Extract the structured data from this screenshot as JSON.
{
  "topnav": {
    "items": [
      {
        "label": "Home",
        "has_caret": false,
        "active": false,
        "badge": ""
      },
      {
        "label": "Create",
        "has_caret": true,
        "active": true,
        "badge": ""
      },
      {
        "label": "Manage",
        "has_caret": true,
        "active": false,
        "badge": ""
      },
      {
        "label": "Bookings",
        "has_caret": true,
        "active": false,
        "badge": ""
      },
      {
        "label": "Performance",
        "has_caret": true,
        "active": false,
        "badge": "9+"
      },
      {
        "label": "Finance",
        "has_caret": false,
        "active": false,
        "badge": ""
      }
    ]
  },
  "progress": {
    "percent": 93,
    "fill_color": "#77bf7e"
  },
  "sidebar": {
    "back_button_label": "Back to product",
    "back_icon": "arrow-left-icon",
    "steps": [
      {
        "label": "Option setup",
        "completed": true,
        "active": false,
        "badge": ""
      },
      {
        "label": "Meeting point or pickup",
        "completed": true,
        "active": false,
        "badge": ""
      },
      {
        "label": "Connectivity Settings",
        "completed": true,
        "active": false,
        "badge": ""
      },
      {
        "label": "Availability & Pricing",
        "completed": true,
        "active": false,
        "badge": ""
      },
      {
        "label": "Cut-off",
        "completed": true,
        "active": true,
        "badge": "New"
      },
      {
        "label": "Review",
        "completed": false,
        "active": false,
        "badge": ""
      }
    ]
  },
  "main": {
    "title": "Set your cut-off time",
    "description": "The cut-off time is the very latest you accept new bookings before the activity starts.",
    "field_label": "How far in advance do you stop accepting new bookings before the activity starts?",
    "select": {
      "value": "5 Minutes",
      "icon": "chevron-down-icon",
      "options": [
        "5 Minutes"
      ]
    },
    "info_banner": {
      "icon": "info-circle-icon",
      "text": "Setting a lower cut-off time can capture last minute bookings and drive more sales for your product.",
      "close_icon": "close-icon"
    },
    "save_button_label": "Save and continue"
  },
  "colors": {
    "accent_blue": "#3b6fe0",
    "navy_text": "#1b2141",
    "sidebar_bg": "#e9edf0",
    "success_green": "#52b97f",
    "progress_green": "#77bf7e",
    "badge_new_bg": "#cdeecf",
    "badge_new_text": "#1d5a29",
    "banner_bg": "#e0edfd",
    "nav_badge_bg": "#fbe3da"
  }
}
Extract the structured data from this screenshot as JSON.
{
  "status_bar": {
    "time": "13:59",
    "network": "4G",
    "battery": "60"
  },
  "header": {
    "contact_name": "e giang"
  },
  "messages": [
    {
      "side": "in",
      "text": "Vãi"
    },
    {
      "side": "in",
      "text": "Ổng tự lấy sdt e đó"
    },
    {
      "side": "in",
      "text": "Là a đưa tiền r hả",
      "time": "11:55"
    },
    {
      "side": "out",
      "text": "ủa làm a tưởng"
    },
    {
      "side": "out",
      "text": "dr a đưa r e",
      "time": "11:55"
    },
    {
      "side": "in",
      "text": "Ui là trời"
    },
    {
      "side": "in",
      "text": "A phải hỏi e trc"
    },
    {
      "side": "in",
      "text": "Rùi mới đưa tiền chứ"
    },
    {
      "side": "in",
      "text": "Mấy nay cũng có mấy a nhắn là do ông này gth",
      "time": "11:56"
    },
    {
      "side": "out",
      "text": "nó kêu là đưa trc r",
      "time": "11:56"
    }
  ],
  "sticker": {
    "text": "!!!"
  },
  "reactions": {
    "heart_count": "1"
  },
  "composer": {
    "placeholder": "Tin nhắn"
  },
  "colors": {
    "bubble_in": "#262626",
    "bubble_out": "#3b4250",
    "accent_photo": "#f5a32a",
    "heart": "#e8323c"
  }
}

**GIVEN INSTRUCTION:** Select from the material above each line in which the string "tiền" appears, and list those lines.

**TASK OUTPUT:**
      "text": "Là a đưa tiền r hả",
      "text": "Rùi mới đưa tiền chứ"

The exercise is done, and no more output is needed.